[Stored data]
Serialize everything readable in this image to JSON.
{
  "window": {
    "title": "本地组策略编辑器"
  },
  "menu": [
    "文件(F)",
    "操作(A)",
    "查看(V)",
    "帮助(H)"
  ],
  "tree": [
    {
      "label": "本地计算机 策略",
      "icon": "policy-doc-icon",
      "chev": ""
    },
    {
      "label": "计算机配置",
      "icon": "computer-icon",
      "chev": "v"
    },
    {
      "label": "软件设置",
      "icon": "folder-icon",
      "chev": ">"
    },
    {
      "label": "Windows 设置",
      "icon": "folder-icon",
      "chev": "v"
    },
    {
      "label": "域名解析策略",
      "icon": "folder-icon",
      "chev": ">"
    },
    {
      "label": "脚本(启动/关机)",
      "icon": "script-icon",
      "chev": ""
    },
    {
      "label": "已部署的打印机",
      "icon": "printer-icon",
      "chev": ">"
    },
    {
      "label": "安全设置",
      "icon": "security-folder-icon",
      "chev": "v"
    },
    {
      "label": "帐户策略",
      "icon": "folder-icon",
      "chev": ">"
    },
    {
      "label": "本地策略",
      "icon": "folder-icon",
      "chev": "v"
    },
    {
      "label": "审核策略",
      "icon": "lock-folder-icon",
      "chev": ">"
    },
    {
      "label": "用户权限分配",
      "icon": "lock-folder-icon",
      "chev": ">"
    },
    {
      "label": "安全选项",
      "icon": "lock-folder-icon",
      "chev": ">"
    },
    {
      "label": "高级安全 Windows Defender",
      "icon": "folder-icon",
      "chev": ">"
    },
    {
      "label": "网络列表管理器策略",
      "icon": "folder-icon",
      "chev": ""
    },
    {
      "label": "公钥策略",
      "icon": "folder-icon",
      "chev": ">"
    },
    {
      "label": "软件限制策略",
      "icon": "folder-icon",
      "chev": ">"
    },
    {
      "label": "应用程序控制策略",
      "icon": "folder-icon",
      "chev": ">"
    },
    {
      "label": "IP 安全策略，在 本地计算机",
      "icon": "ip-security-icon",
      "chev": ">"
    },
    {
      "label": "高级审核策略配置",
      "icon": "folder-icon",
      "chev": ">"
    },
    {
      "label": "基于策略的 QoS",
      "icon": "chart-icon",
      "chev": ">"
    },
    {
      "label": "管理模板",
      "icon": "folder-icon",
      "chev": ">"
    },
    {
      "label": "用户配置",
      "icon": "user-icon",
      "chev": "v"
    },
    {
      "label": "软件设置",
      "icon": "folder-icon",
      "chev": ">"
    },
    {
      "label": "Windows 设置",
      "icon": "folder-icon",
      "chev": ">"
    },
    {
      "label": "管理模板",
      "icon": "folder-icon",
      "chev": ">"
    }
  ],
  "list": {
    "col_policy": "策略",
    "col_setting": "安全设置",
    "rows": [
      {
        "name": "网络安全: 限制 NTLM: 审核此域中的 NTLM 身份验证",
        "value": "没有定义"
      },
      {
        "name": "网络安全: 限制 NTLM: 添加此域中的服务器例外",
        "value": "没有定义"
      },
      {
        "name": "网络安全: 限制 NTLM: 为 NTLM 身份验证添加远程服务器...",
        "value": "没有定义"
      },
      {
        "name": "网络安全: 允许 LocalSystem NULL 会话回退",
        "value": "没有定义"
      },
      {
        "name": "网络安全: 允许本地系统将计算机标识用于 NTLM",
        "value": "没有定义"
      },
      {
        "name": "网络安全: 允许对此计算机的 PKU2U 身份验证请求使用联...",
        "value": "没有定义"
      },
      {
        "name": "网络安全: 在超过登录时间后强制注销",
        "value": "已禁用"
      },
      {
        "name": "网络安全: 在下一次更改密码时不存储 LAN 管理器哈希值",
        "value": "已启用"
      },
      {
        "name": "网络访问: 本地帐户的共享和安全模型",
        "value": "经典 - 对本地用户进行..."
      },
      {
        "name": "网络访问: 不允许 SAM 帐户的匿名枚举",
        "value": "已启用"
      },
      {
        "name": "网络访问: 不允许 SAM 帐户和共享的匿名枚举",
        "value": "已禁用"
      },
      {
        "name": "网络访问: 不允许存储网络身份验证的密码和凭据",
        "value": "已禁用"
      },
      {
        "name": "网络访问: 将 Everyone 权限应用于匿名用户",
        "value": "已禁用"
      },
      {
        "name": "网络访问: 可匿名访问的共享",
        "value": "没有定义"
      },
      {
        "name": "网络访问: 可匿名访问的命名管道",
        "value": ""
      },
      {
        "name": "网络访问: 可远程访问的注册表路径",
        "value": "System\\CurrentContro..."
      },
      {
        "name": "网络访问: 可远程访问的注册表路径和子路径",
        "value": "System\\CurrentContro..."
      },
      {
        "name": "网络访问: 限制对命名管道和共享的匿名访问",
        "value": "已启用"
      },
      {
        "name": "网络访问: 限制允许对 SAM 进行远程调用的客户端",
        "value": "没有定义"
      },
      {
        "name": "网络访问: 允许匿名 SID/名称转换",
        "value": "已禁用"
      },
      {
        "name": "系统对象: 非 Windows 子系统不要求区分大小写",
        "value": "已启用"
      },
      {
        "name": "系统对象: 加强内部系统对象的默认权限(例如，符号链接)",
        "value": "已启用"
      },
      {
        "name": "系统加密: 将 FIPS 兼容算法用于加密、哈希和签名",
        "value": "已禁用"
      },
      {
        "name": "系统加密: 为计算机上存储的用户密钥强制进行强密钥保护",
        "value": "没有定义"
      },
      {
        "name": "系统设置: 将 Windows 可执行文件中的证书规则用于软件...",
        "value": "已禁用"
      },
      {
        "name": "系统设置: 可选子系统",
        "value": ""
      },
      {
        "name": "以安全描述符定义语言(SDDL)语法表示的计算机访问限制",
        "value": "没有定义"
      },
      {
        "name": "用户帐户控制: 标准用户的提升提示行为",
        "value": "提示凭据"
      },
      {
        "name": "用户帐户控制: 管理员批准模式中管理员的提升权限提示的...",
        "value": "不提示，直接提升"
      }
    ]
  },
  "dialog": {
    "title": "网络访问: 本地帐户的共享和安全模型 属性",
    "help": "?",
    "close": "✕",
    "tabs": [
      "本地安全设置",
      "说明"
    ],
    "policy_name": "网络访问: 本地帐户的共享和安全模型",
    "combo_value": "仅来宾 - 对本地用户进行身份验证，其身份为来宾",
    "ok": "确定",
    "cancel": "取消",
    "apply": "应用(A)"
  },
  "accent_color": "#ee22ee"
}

**GIVEN TASK**: Copy every line of the listing containing the string "系统设置".

**WRITTEN ANSWER**:
        "name": "系统设置: 将 Windows 可执行文件中的证书规则用于软件...",
        "name": "系统设置: 可选子系统",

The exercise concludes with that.